- [What this task involves]
Will you transcribe all the entries word for word, skipping the pictures they hold?
◇ ◇ ◇ ◇ ◇
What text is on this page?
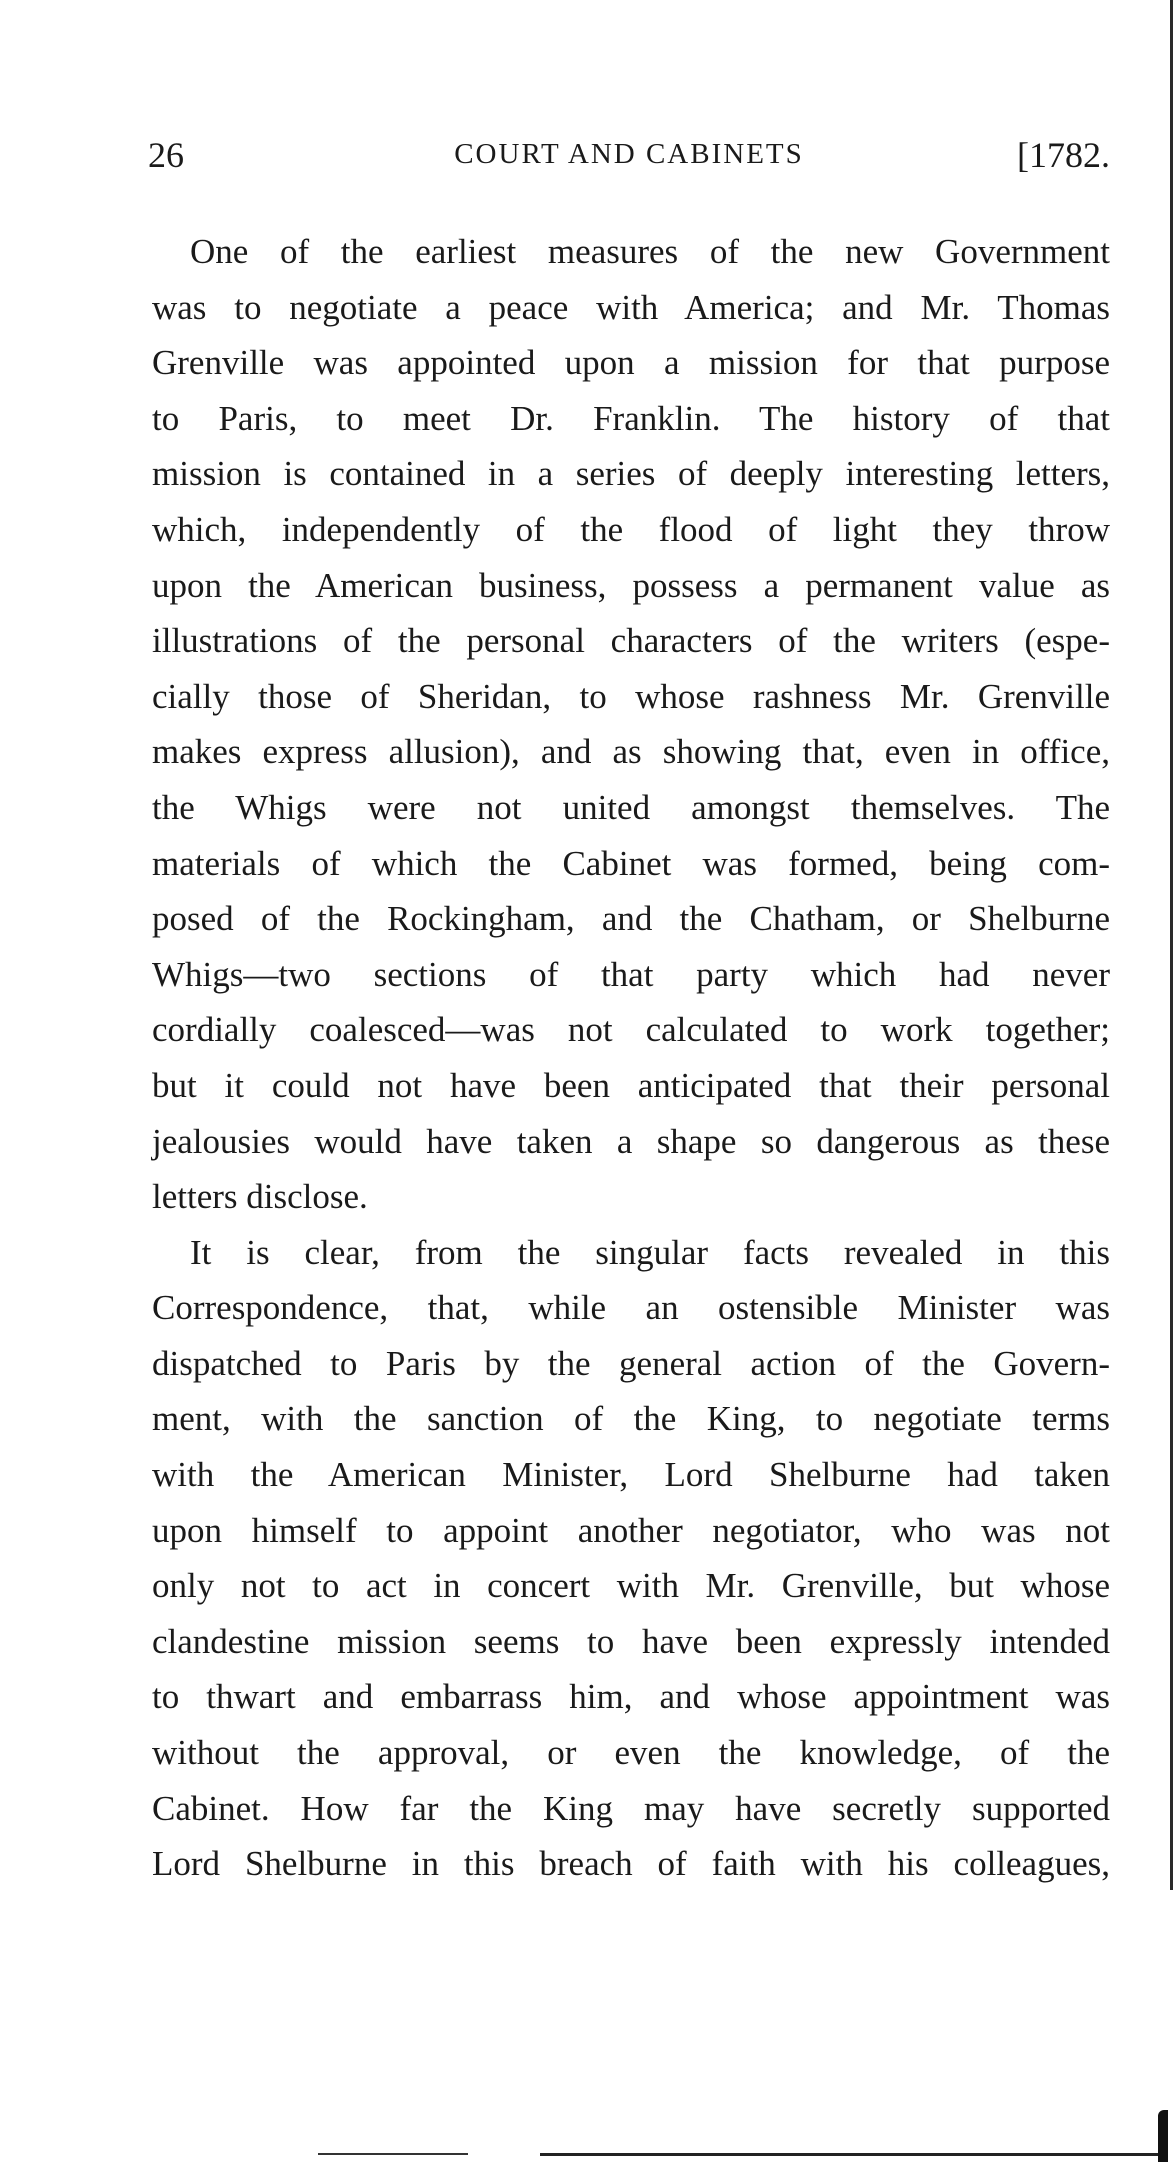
26	COURT AND CABINETS	[1782.
One of the earliest measures of the new Government
was to negotiate a peace with America; and Mr. Thomas
Grenville was appointed upon a mission for that purpose
to Paris, to meet Dr. Franklin. The history of that
mission is contained in a series of deeply interesting letters,
which, independently of the flood of light they throw
upon the American business, possess a permanent value as
illustrations of the personal characters of the writers (espe-
cially those of Sheridan, to whose rashness Mr. Grenville
makes express allusion), and as showing that, even in office,
the Whigs were not united amongst themselves. The
materials of which the Cabinet was formed, being com-
posed of the Rockingham, and the Chatham, or Shelburne
Whigs—two sections of that party which had never
cordially coalesced—was not calculated to work together;
but it could not have been anticipated that their personal
jealousies would have taken a shape so dangerous as these
letters disclose.
It is clear, from the singular facts revealed in this
Correspondence, that, while an ostensible Minister was
dispatched to Paris by the general action of the Govern-
ment, with the sanction of the King, to negotiate terms
with the American Minister, Lord Shelburne had taken
upon himself to appoint another negotiator, who was not
only not to act in concert with Mr. Grenville, but whose
clandestine mission seems to have been expressly intended
to thwart and embarrass him, and whose appointment was
without the approval, or even the knowledge, of the
Cabinet. How far the King may have secretly supported
Lord Shelburne in this breach of faith with his colleagues,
◇ ◇ ◇ ◇ ◇
- [Solved exercise]
What text is on this page?
26	COURT AND CABINETS	[1782.
One of the earliest measures of the new Government
was to negotiate a peace with America; and Mr. Thomas
Grenville was appointed upon a mission for that purpose
to Paris, to meet Dr. Franklin. The history of that
mission is contained in a series of deeply interesting letters,
which, independently of the flood of light they throw
upon the American business, possess a permanent value as
illustrations of the personal characters of the writers (espe-
cially those of Sheridan, to whose rashness Mr. Grenville
makes express allusion), and as showing that, even in office,
the Whigs were not united amongst themselves. The
materials of which the Cabinet was formed, being com-
posed of the Rockingham, and the Chatham, or Shelburne
Whigs—two sections of that party which had never
cordially coalesced—was not calculated to work together;
but it could not have been anticipated that their personal
jealousies would have taken a shape so dangerous as these
letters disclose.
It is clear, from the singular facts revealed in this
Correspondence, that, while an ostensible Minister was
dispatched to Paris by the general action of the Govern-
ment, with the sanction of the King, to negotiate terms
with the American Minister, Lord Shelburne had taken
upon himself to appoint another negotiator, who was not
only not to act in concert with Mr. Grenville, but whose
clandestine mission seems to have been expressly intended
to thwart and embarrass him, and whose appointment was
without the approval, or even the knowledge, of the
Cabinet. How far the King may have secretly supported
Lord Shelburne in this breach of faith with his colleagues,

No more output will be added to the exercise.